[Figure data in JSON]
● ● ●

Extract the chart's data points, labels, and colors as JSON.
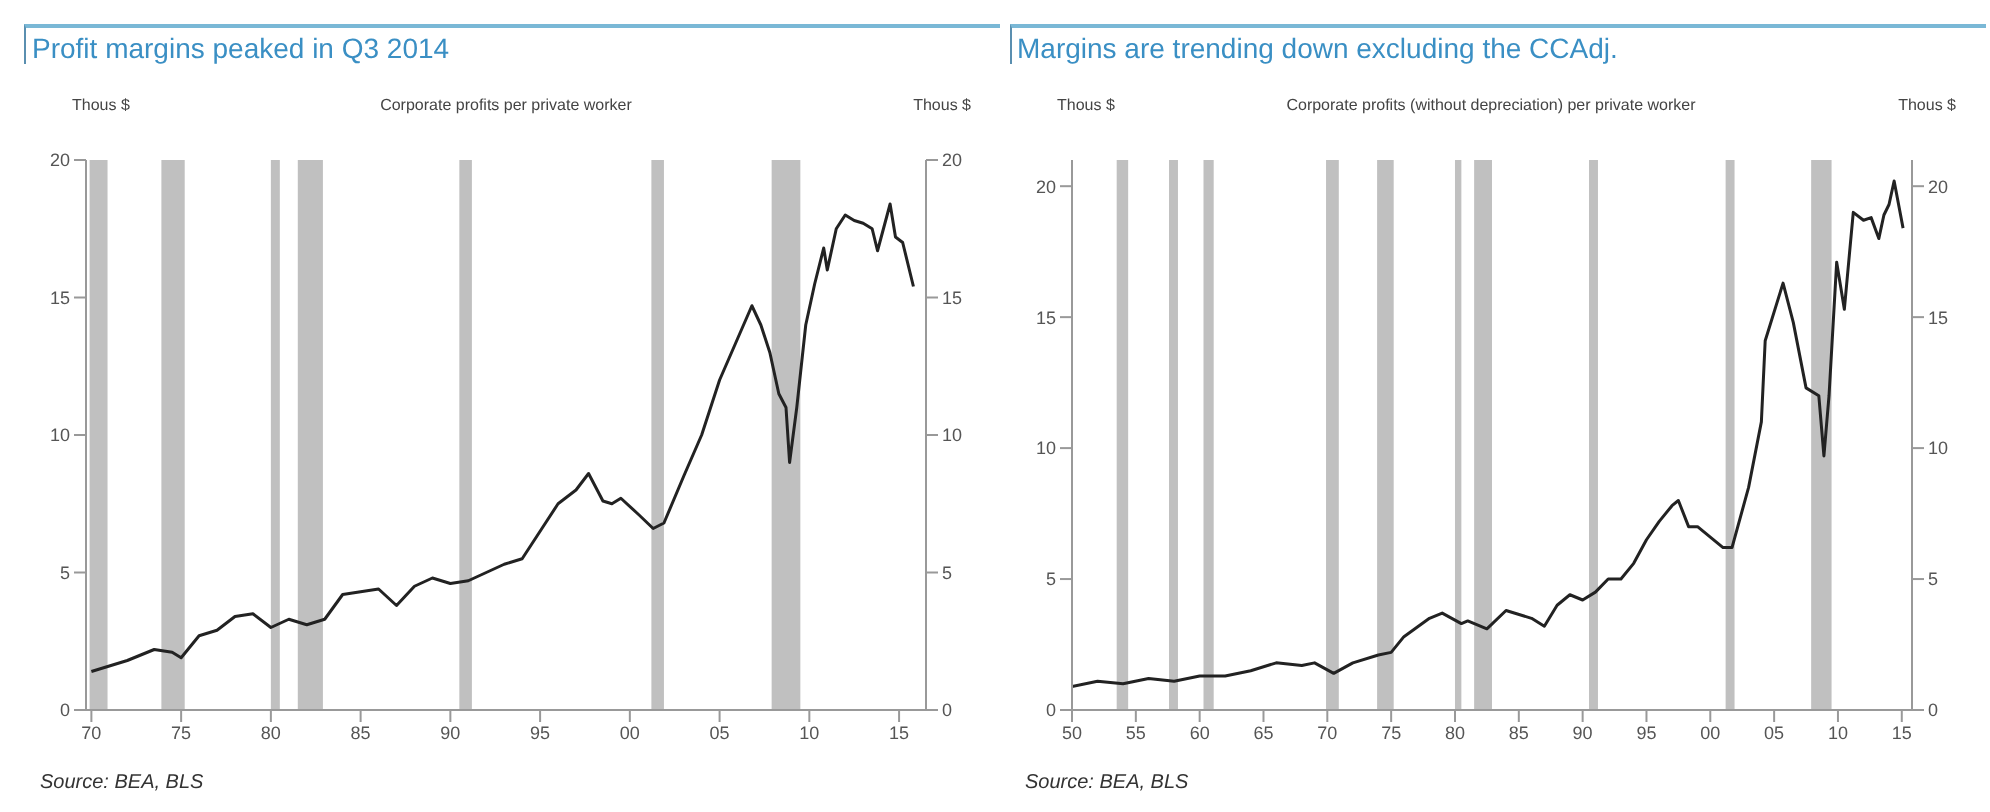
{
  "chart_data": [
    {
      "type": "line",
      "title": "Profit margins peaked in Q3 2014",
      "subtitle": "Corporate profits per private worker",
      "ylabel": "Thous $",
      "y2label": "Thous $",
      "x": [
        1970.0,
        1972,
        1973.5,
        1974.5,
        1975,
        1976,
        1977,
        1978,
        1979,
        1980,
        1981,
        1982,
        1983,
        1984,
        1985,
        1986,
        1987,
        1988,
        1989,
        1990,
        1991,
        1992,
        1993,
        1994,
        1995,
        1996,
        1997,
        1997.7,
        1998.5,
        1999,
        1999.5,
        2000.5,
        2001.3,
        2001.9,
        2003,
        2004,
        2005,
        2006,
        2006.8,
        2007.3,
        2007.8,
        2008.3,
        2008.7,
        2008.9,
        2009.3,
        2009.8,
        2010.3,
        2010.8,
        2011,
        2011.5,
        2012,
        2012.5,
        2013,
        2013.5,
        2013.8,
        2014.5,
        2014.8,
        2015.2,
        2015.8
      ],
      "values": [
        1.4,
        1.8,
        2.2,
        2.1,
        1.9,
        2.7,
        2.9,
        3.4,
        3.5,
        3.0,
        3.3,
        3.1,
        3.3,
        4.2,
        4.3,
        4.4,
        3.8,
        4.5,
        4.8,
        4.6,
        4.7,
        5.0,
        5.3,
        5.5,
        6.5,
        7.5,
        8.0,
        8.6,
        7.6,
        7.5,
        7.7,
        7.1,
        6.6,
        6.8,
        8.5,
        10.0,
        12.0,
        13.5,
        14.7,
        14.0,
        13.0,
        11.5,
        11.0,
        9.0,
        11.0,
        14.0,
        15.5,
        16.8,
        16.0,
        17.5,
        18.0,
        17.8,
        17.7,
        17.5,
        16.7,
        18.4,
        17.2,
        17.0,
        15.4
      ],
      "color": "#222222",
      "xlim": [
        1969.7,
        2016.5
      ],
      "xticks": [
        {
          "value": 1970,
          "label": "70"
        },
        {
          "value": 1975,
          "label": "75"
        },
        {
          "value": 1980,
          "label": "80"
        },
        {
          "value": 1985,
          "label": "85"
        },
        {
          "value": 1990,
          "label": "90"
        },
        {
          "value": 1995,
          "label": "95"
        },
        {
          "value": 2000,
          "label": "00"
        },
        {
          "value": 2005,
          "label": "05"
        },
        {
          "value": 2010,
          "label": "10"
        },
        {
          "value": 2015,
          "label": "15"
        }
      ],
      "ylim": [
        0,
        20
      ],
      "yticks": [
        0,
        5,
        10,
        15,
        20
      ],
      "y2lim": [
        0,
        20
      ],
      "y2ticks": [
        0,
        5,
        10,
        15,
        20
      ],
      "bands": [
        {
          "axis": "x",
          "from": 1969.9,
          "to": 1970.9,
          "color": "#c0c0c0"
        },
        {
          "axis": "x",
          "from": 1973.9,
          "to": 1975.2,
          "color": "#c0c0c0"
        },
        {
          "axis": "x",
          "from": 1980.0,
          "to": 1980.5,
          "color": "#c0c0c0"
        },
        {
          "axis": "x",
          "from": 1981.5,
          "to": 1982.9,
          "color": "#c0c0c0"
        },
        {
          "axis": "x",
          "from": 1990.5,
          "to": 1991.2,
          "color": "#c0c0c0"
        },
        {
          "axis": "x",
          "from": 2001.2,
          "to": 2001.9,
          "color": "#c0c0c0"
        },
        {
          "axis": "x",
          "from": 2007.9,
          "to": 2009.5,
          "color": "#c0c0c0"
        }
      ],
      "annotations": [
        "Source: BEA, BLS"
      ]
    },
    {
      "type": "line",
      "title": "Margins are trending down excluding the CCAdj.",
      "subtitle": "Corporate profits (without depreciation) per private worker",
      "ylabel": "Thous $",
      "y2label": "Thous $",
      "x": [
        1950,
        1952,
        1954,
        1956,
        1958,
        1960,
        1962,
        1964,
        1966,
        1968,
        1969,
        1970.5,
        1972,
        1974,
        1975,
        1976,
        1978,
        1979,
        1980.5,
        1981,
        1982.5,
        1984,
        1986,
        1987,
        1988,
        1989,
        1990,
        1991,
        1992,
        1993,
        1994,
        1995,
        1996,
        1997,
        1997.5,
        1998.3,
        1999,
        2000,
        2001,
        2001.7,
        2003,
        2004,
        2004.3,
        2005.7,
        2006.5,
        2007.5,
        2008.5,
        2008.9,
        2009.3,
        2009.9,
        2010.5,
        2011.2,
        2012,
        2012.6,
        2013.2,
        2013.6,
        2014,
        2014.4,
        2015.1
      ],
      "values": [
        0.9,
        1.1,
        1.0,
        1.2,
        1.1,
        1.3,
        1.3,
        1.5,
        1.8,
        1.7,
        1.8,
        1.4,
        1.8,
        2.1,
        2.2,
        2.8,
        3.5,
        3.7,
        3.3,
        3.4,
        3.1,
        3.8,
        3.5,
        3.2,
        4.0,
        4.4,
        4.2,
        4.5,
        5.0,
        5.0,
        5.6,
        6.5,
        7.2,
        7.8,
        8.0,
        7.0,
        7.0,
        6.6,
        6.2,
        6.2,
        8.5,
        11.0,
        14.1,
        16.3,
        14.8,
        12.3,
        12.0,
        9.7,
        12.0,
        17.1,
        15.3,
        19.0,
        18.7,
        18.8,
        18.0,
        18.9,
        19.3,
        20.2,
        18.4
      ],
      "color": "#222222",
      "xlim": [
        1950,
        2015.8
      ],
      "xticks": [
        {
          "value": 1950,
          "label": "50"
        },
        {
          "value": 1955,
          "label": "55"
        },
        {
          "value": 1960,
          "label": "60"
        },
        {
          "value": 1965,
          "label": "65"
        },
        {
          "value": 1970,
          "label": "70"
        },
        {
          "value": 1975,
          "label": "75"
        },
        {
          "value": 1980,
          "label": "80"
        },
        {
          "value": 1985,
          "label": "85"
        },
        {
          "value": 1990,
          "label": "90"
        },
        {
          "value": 1995,
          "label": "95"
        },
        {
          "value": 2000,
          "label": "00"
        },
        {
          "value": 2005,
          "label": "05"
        },
        {
          "value": 2010,
          "label": "10"
        },
        {
          "value": 2015,
          "label": "15"
        }
      ],
      "ylim": [
        0,
        21
      ],
      "yticks": [
        0,
        5,
        10,
        15,
        20
      ],
      "y2lim": [
        0,
        21
      ],
      "y2ticks": [
        0,
        5,
        10,
        15,
        20
      ],
      "bands": [
        {
          "axis": "x",
          "from": 1953.5,
          "to": 1954.4,
          "color": "#c0c0c0"
        },
        {
          "axis": "x",
          "from": 1957.6,
          "to": 1958.3,
          "color": "#c0c0c0"
        },
        {
          "axis": "x",
          "from": 1960.3,
          "to": 1961.1,
          "color": "#c0c0c0"
        },
        {
          "axis": "x",
          "from": 1969.9,
          "to": 1970.9,
          "color": "#c0c0c0"
        },
        {
          "axis": "x",
          "from": 1973.9,
          "to": 1975.2,
          "color": "#c0c0c0"
        },
        {
          "axis": "x",
          "from": 1980.0,
          "to": 1980.5,
          "color": "#c0c0c0"
        },
        {
          "axis": "x",
          "from": 1981.5,
          "to": 1982.9,
          "color": "#c0c0c0"
        },
        {
          "axis": "x",
          "from": 1990.5,
          "to": 1991.2,
          "color": "#c0c0c0"
        },
        {
          "axis": "x",
          "from": 2001.2,
          "to": 2001.9,
          "color": "#c0c0c0"
        },
        {
          "axis": "x",
          "from": 2007.9,
          "to": 2009.5,
          "color": "#c0c0c0"
        }
      ],
      "annotations": [
        "Source: BEA, BLS"
      ]
    }
  ]
}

● ● ●

[Stated exercise]
Reproduce all of the entries word for word, skipping any pictures they hold.

[Exercise result]
Extract the chart's data points, labels, and colors as JSON.
{
  "chart_data": [
    {
      "type": "line",
      "title": "Profit margins peaked in Q3 2014",
      "subtitle": "Corporate profits per private worker",
      "ylabel": "Thous $",
      "y2label": "Thous $",
      "x": [
        1970.0,
        1972,
        1973.5,
        1974.5,
        1975,
        1976,
        1977,
        1978,
        1979,
        1980,
        1981,
        1982,
        1983,
        1984,
        1985,
        1986,
        1987,
        1988,
        1989,
        1990,
        1991,
        1992,
        1993,
        1994,
        1995,
        1996,
        1997,
        1997.7,
        1998.5,
        1999,
        1999.5,
        2000.5,
        2001.3,
        2001.9,
        2003,
        2004,
        2005,
        2006,
        2006.8,
        2007.3,
        2007.8,
        2008.3,
        2008.7,
        2008.9,
        2009.3,
        2009.8,
        2010.3,
        2010.8,
        2011,
        2011.5,
        2012,
        2012.5,
        2013,
        2013.5,
        2013.8,
        2014.5,
        2014.8,
        2015.2,
        2015.8
      ],
      "values": [
        1.4,
        1.8,
        2.2,
        2.1,
        1.9,
        2.7,
        2.9,
        3.4,
        3.5,
        3.0,
        3.3,
        3.1,
        3.3,
        4.2,
        4.3,
        4.4,
        3.8,
        4.5,
        4.8,
        4.6,
        4.7,
        5.0,
        5.3,
        5.5,
        6.5,
        7.5,
        8.0,
        8.6,
        7.6,
        7.5,
        7.7,
        7.1,
        6.6,
        6.8,
        8.5,
        10.0,
        12.0,
        13.5,
        14.7,
        14.0,
        13.0,
        11.5,
        11.0,
        9.0,
        11.0,
        14.0,
        15.5,
        16.8,
        16.0,
        17.5,
        18.0,
        17.8,
        17.7,
        17.5,
        16.7,
        18.4,
        17.2,
        17.0,
        15.4
      ],
      "color": "#222222",
      "xlim": [
        1969.7,
        2016.5
      ],
      "xticks": [
        {
          "value": 1970,
          "label": "70"
        },
        {
          "value": 1975,
          "label": "75"
        },
        {
          "value": 1980,
          "label": "80"
        },
        {
          "value": 1985,
          "label": "85"
        },
        {
          "value": 1990,
          "label": "90"
        },
        {
          "value": 1995,
          "label": "95"
        },
        {
          "value": 2000,
          "label": "00"
        },
        {
          "value": 2005,
          "label": "05"
        },
        {
          "value": 2010,
          "label": "10"
        },
        {
          "value": 2015,
          "label": "15"
        }
      ],
      "ylim": [
        0,
        20
      ],
      "yticks": [
        0,
        5,
        10,
        15,
        20
      ],
      "y2lim": [
        0,
        20
      ],
      "y2ticks": [
        0,
        5,
        10,
        15,
        20
      ],
      "bands": [
        {
          "axis": "x",
          "from": 1969.9,
          "to": 1970.9,
          "color": "#c0c0c0"
        },
        {
          "axis": "x",
          "from": 1973.9,
          "to": 1975.2,
          "color": "#c0c0c0"
        },
        {
          "axis": "x",
          "from": 1980.0,
          "to": 1980.5,
          "color": "#c0c0c0"
        },
        {
          "axis": "x",
          "from": 1981.5,
          "to": 1982.9,
          "color": "#c0c0c0"
        },
        {
          "axis": "x",
          "from": 1990.5,
          "to": 1991.2,
          "color": "#c0c0c0"
        },
        {
          "axis": "x",
          "from": 2001.2,
          "to": 2001.9,
          "color": "#c0c0c0"
        },
        {
          "axis": "x",
          "from": 2007.9,
          "to": 2009.5,
          "color": "#c0c0c0"
        }
      ],
      "annotations": [
        "Source: BEA, BLS"
      ]
    },
    {
      "type": "line",
      "title": "Margins are trending down excluding the CCAdj.",
      "subtitle": "Corporate profits (without depreciation) per private worker",
      "ylabel": "Thous $",
      "y2label": "Thous $",
      "x": [
        1950,
        1952,
        1954,
        1956,
        1958,
        1960,
        1962,
        1964,
        1966,
        1968,
        1969,
        1970.5,
        1972,
        1974,
        1975,
        1976,
        1978,
        1979,
        1980.5,
        1981,
        1982.5,
        1984,
        1986,
        1987,
        1988,
        1989,
        1990,
        1991,
        1992,
        1993,
        1994,
        1995,
        1996,
        1997,
        1997.5,
        1998.3,
        1999,
        2000,
        2001,
        2001.7,
        2003,
        2004,
        2004.3,
        2005.7,
        2006.5,
        2007.5,
        2008.5,
        2008.9,
        2009.3,
        2009.9,
        2010.5,
        2011.2,
        2012,
        2012.6,
        2013.2,
        2013.6,
        2014,
        2014.4,
        2015.1
      ],
      "values": [
        0.9,
        1.1,
        1.0,
        1.2,
        1.1,
        1.3,
        1.3,
        1.5,
        1.8,
        1.7,
        1.8,
        1.4,
        1.8,
        2.1,
        2.2,
        2.8,
        3.5,
        3.7,
        3.3,
        3.4,
        3.1,
        3.8,
        3.5,
        3.2,
        4.0,
        4.4,
        4.2,
        4.5,
        5.0,
        5.0,
        5.6,
        6.5,
        7.2,
        7.8,
        8.0,
        7.0,
        7.0,
        6.6,
        6.2,
        6.2,
        8.5,
        11.0,
        14.1,
        16.3,
        14.8,
        12.3,
        12.0,
        9.7,
        12.0,
        17.1,
        15.3,
        19.0,
        18.7,
        18.8,
        18.0,
        18.9,
        19.3,
        20.2,
        18.4
      ],
      "color": "#222222",
      "xlim": [
        1950,
        2015.8
      ],
      "xticks": [
        {
          "value": 1950,
          "label": "50"
        },
        {
          "value": 1955,
          "label": "55"
        },
        {
          "value": 1960,
          "label": "60"
        },
        {
          "value": 1965,
          "label": "65"
        },
        {
          "value": 1970,
          "label": "70"
        },
        {
          "value": 1975,
          "label": "75"
        },
        {
          "value": 1980,
          "label": "80"
        },
        {
          "value": 1985,
          "label": "85"
        },
        {
          "value": 1990,
          "label": "90"
        },
        {
          "value": 1995,
          "label": "95"
        },
        {
          "value": 2000,
          "label": "00"
        },
        {
          "value": 2005,
          "label": "05"
        },
        {
          "value": 2010,
          "label": "10"
        },
        {
          "value": 2015,
          "label": "15"
        }
      ],
      "ylim": [
        0,
        21
      ],
      "yticks": [
        0,
        5,
        10,
        15,
        20
      ],
      "y2lim": [
        0,
        21
      ],
      "y2ticks": [
        0,
        5,
        10,
        15,
        20
      ],
      "bands": [
        {
          "axis": "x",
          "from": 1953.5,
          "to": 1954.4,
          "color": "#c0c0c0"
        },
        {
          "axis": "x",
          "from": 1957.6,
          "to": 1958.3,
          "color": "#c0c0c0"
        },
        {
          "axis": "x",
          "from": 1960.3,
          "to": 1961.1,
          "color": "#c0c0c0"
        },
        {
          "axis": "x",
          "from": 1969.9,
          "to": 1970.9,
          "color": "#c0c0c0"
        },
        {
          "axis": "x",
          "from": 1973.9,
          "to": 1975.2,
          "color": "#c0c0c0"
        },
        {
          "axis": "x",
          "from": 1980.0,
          "to": 1980.5,
          "color": "#c0c0c0"
        },
        {
          "axis": "x",
          "from": 1981.5,
          "to": 1982.9,
          "color": "#c0c0c0"
        },
        {
          "axis": "x",
          "from": 1990.5,
          "to": 1991.2,
          "color": "#c0c0c0"
        },
        {
          "axis": "x",
          "from": 2001.2,
          "to": 2001.9,
          "color": "#c0c0c0"
        },
        {
          "axis": "x",
          "from": 2007.9,
          "to": 2009.5,
          "color": "#c0c0c0"
        }
      ],
      "annotations": [
        "Source: BEA, BLS"
      ]
    }
  ]
}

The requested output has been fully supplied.